> _Opdrachten_:
**A.** Werk de passage bij van "5.3.3 Ten aanzien" tot "de civiele rechter.", waarbij "civiele rechter" wordt vervangen door "kantonrechter".
**B.** Geef bij elke bewering aan of die overeenkomt met de passage, met ja of nee en de doorslaggevende woorden letterlijk geciteerd. (i) De gerechtsdeurwaarder was belast met de executie van de vordering. (ii) Van de gerechtsdeurwaarder mag worden verwacht dat hij e-mails en brieven binnen ongeveer twee weken beantwoordt. (iii) De kamer vindt een berisping in dit geval passend.

5.3.3 Ten aanzien van de hoogte van het bedrag merkt de kamer op dat in de brief van 27 december 2021 de hoogte van de vordering is beschreven. Het is noch aan de gerechtsdeurwaarder noch aan de kamer om inhoudelijk in te gaan op de vordering. Indien klagers het niet eens zijn met de vordering dienen zij zich te wenden tot de civiele rechter.

5.4 Ten aanzien van klachtonderdeel c. overweegt de kamer dat de gerechtsdeurwaarder slechts belast was met de betekening van de brieven. Hij was niet belast met executie van de vordering. Het was daarom niet aan hem om te controleren of incassokosten waren verschuldigd en of aan klagers sub 4 en 5 de zogenoemde veertiendagenbrieven zouden moeten worden verzonden. Dit te meer nu uit de brieven van 27 december 2021 kan worden opgemaakt dat het een onbetaald gelaten vordering uit 2013 betreft, waarvoor klagers sub 4 en 5 reeds eerder waren aangeschreven. Voor het toewijzen van incassokosten ten laste van klagers sub 1, 2 en 3 als niet-natuurlijke personen is het versturen van een veertiendagenbrief sowieso geen vereiste.

5.5 Ten aanzien van klachtonderdeel d. wordt het volgende overwogen. Ingevolge vaste jurisprudentie mag van de gerechtsdeurwaarder worden verwacht dat hij

e-mails en brieven met betrekking tot een bij hem in behandeling zijnde dossier binnen een redelijke termijn, te weten ongeveer twee weken, beantwoordt. Niet betwist is dat de gerechtsdeurwaarder niet op de e-mail van de gemachtigde van klagers van 10 januari 2022 heeft gereageerd. De kamer overweegt dat nu de inhoud van de e-mail van 10 januari 2022 slechts bestaat uit mededelingen en uit de e-mail niet kan worden afgeleid dat de gemachtigde van klagers een antwoord verwachtte, het niet tuchtrechtelijk laakbaar is dat de gerechtsdeurwaarder de e-mail enkel heeft doorgestuurd naar de opdrachtgever.

5.6 De kamer zal de klacht gelet op voorgaande gedeeltelijk gegrond verklaren. De kamer acht de maatregel van berisping in dit geval passend en geboden.

> _Geëxtraheerde gegevens_:
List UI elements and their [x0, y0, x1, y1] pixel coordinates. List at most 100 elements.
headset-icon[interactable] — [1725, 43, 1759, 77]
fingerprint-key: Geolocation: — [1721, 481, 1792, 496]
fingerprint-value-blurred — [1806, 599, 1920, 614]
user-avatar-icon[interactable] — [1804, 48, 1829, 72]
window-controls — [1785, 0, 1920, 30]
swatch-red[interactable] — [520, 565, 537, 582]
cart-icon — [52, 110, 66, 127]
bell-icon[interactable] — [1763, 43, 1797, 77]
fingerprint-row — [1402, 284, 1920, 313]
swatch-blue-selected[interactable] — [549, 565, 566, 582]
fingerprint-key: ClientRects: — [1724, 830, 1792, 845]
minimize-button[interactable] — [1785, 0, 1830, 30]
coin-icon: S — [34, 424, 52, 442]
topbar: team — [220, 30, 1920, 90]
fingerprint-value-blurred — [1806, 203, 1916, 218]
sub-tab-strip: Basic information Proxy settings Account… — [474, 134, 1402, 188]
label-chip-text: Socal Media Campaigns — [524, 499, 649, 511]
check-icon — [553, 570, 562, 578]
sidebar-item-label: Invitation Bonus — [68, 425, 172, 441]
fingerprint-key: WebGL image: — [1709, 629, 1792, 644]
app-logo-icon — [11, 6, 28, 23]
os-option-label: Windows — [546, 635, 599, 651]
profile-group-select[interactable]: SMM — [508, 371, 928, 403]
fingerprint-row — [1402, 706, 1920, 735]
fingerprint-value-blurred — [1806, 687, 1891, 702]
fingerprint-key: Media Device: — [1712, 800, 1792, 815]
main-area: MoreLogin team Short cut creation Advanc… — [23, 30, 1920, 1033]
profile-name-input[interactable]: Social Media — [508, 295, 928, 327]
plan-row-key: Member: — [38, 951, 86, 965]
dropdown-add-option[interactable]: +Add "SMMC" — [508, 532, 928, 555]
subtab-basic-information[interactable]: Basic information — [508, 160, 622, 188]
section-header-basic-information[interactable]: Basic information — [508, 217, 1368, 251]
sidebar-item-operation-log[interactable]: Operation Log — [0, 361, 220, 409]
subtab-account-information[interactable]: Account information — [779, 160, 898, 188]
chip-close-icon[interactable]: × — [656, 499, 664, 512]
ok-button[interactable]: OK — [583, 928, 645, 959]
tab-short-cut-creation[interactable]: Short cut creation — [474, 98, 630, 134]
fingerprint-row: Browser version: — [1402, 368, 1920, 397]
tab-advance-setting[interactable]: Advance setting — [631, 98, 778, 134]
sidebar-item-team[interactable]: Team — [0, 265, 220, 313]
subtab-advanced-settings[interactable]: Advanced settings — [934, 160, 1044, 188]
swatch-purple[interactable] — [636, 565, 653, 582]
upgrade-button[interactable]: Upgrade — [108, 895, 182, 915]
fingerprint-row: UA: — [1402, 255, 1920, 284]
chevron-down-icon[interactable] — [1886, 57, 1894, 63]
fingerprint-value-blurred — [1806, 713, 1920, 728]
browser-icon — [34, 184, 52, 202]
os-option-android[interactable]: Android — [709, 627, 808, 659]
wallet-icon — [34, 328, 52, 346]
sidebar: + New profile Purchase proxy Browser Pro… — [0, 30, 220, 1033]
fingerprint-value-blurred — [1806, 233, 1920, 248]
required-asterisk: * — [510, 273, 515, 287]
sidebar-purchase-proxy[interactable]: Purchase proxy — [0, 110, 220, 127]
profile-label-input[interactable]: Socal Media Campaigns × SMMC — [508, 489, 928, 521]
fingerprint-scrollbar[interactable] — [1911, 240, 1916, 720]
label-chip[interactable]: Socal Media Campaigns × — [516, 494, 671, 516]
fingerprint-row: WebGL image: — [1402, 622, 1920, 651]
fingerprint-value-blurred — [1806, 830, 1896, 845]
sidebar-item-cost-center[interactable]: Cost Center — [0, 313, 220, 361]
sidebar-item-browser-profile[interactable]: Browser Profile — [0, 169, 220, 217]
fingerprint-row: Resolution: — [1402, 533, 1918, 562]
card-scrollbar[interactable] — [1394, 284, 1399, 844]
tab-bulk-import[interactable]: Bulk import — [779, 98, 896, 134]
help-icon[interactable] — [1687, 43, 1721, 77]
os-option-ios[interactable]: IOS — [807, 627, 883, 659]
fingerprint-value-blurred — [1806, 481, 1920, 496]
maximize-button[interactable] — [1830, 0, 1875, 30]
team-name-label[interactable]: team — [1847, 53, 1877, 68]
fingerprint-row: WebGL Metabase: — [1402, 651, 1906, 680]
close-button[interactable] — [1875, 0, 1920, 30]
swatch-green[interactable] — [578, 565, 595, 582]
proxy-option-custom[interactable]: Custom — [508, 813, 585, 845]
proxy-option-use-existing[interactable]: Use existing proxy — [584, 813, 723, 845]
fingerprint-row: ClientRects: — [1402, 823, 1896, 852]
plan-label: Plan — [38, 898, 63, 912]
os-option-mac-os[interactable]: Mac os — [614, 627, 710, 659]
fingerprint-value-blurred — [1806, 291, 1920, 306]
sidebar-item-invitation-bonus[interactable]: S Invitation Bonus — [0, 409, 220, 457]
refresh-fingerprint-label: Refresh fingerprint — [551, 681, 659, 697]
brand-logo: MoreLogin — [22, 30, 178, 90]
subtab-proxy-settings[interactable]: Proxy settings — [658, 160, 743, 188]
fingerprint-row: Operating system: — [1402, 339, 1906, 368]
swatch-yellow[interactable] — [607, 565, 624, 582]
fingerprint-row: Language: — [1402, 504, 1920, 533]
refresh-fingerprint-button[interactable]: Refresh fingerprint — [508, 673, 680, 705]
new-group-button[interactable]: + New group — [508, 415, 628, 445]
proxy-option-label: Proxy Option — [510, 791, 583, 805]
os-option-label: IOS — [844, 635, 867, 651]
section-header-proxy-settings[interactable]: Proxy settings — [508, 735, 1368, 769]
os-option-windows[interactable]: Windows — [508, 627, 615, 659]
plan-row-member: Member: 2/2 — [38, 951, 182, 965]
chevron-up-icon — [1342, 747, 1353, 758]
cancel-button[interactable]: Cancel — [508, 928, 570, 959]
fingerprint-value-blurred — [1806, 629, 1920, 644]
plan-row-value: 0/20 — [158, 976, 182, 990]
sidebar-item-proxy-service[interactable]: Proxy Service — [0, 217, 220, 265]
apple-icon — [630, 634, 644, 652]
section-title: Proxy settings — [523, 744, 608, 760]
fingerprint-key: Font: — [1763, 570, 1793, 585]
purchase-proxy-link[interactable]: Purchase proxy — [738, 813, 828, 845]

> _Uitwerkingen_:
**A.**
5.3.3 Ten aanzien van de hoogte van het bedrag merkt de kamer op dat in de brief van 27 december 2021 de hoogte van de vordering is beschreven. Het is noch aan de gerechtsdeurwaarder noch aan de kamer om inhoudelijk in te gaan op de vordering. Indien klagers het niet eens zijn met de vordering dienen zij zich te wenden tot de kantonrechter.

**B.**
(i) Nee: "Hij was niet belast met executie van de vordering."
(ii) Ja: "binnen een redelijke termijn, te weten ongeveer twee weken, beantwoordt"
(iii) Ja: "De kamer acht de maatregel van berisping in dit geval passend en geboden."